| Provided data |
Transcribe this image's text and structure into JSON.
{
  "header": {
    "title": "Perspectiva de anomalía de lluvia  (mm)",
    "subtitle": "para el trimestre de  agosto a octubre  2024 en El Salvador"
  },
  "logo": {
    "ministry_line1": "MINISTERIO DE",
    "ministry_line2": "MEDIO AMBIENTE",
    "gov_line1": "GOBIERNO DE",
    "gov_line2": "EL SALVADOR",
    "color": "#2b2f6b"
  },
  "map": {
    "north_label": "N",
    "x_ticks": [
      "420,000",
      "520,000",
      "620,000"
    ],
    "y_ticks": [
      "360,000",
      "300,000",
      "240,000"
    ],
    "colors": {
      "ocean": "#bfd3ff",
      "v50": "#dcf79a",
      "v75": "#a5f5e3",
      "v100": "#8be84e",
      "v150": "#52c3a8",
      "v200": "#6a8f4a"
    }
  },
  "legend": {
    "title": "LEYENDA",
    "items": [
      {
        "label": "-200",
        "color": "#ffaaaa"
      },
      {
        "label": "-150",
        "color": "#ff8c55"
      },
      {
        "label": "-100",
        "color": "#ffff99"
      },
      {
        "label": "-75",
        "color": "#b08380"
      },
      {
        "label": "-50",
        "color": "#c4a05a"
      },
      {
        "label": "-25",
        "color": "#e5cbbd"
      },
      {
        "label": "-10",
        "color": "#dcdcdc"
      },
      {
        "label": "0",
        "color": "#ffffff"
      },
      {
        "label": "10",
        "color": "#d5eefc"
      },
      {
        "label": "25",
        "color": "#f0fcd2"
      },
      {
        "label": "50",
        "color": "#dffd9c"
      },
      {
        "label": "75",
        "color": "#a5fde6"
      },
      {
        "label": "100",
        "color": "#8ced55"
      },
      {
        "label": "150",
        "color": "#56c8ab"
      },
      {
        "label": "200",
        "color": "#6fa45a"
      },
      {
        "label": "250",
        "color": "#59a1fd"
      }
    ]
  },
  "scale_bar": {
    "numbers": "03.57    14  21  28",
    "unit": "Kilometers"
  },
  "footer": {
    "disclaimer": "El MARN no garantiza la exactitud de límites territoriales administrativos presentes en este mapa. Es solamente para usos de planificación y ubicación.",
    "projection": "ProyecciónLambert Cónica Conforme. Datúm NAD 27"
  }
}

| What the task requires |
Copy out every line with the word "para".

| Response to this exercise |
    "subtitle": "para el trimestre de  agosto a octubre  2024 en El Salvador"
    "disclaimer": "El MARN no garantiza la exactitud de límites territoriales administrativos presentes en este mapa. Es solamente para usos de planificación y ubicación.",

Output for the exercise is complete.